## BEGIN EXTRACTED DATA

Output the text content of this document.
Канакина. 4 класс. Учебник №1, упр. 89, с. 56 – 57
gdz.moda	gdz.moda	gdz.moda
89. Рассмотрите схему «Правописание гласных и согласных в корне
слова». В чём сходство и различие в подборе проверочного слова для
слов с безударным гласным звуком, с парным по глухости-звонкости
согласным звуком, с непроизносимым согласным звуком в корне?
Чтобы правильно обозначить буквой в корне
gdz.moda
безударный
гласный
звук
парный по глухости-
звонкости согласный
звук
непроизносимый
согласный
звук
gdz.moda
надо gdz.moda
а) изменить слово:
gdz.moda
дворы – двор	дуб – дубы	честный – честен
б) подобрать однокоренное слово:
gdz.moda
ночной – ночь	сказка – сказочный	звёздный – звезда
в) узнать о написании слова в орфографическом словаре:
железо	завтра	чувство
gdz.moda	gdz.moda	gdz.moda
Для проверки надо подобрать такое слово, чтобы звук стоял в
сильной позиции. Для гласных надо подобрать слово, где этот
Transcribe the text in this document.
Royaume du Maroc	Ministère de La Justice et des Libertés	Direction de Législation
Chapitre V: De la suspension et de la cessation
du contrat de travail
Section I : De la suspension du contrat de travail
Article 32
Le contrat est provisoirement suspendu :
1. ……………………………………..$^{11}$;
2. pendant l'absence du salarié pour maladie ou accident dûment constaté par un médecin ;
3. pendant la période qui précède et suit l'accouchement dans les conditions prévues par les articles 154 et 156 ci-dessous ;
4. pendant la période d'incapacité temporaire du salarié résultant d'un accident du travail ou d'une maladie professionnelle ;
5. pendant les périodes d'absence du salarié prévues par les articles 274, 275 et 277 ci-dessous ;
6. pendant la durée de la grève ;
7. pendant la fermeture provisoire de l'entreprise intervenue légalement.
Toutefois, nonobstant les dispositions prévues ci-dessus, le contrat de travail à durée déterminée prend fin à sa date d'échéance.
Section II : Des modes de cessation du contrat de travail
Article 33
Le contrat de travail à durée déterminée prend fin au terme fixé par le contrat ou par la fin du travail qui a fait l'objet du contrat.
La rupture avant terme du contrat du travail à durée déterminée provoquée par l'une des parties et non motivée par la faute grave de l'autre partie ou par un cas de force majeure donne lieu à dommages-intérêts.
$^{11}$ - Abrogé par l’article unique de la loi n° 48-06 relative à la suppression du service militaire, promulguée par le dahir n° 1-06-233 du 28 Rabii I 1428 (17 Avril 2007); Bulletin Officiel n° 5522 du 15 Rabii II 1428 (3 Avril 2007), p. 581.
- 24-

## END EXTRACTED DATA

# WHAT THE TASK ASKS:
In the material above, find each line that contains the word "articles", and select it.

# EXERCISE ANSWER:
3. pendant la période qui précède et suit l'accouchement dans les conditions prévues par les articles 154 et 156 ci-dessous ;
5. pendant les périodes d'absence du salarié prévues par les articles 274, 275 et 277 ci-dessous ;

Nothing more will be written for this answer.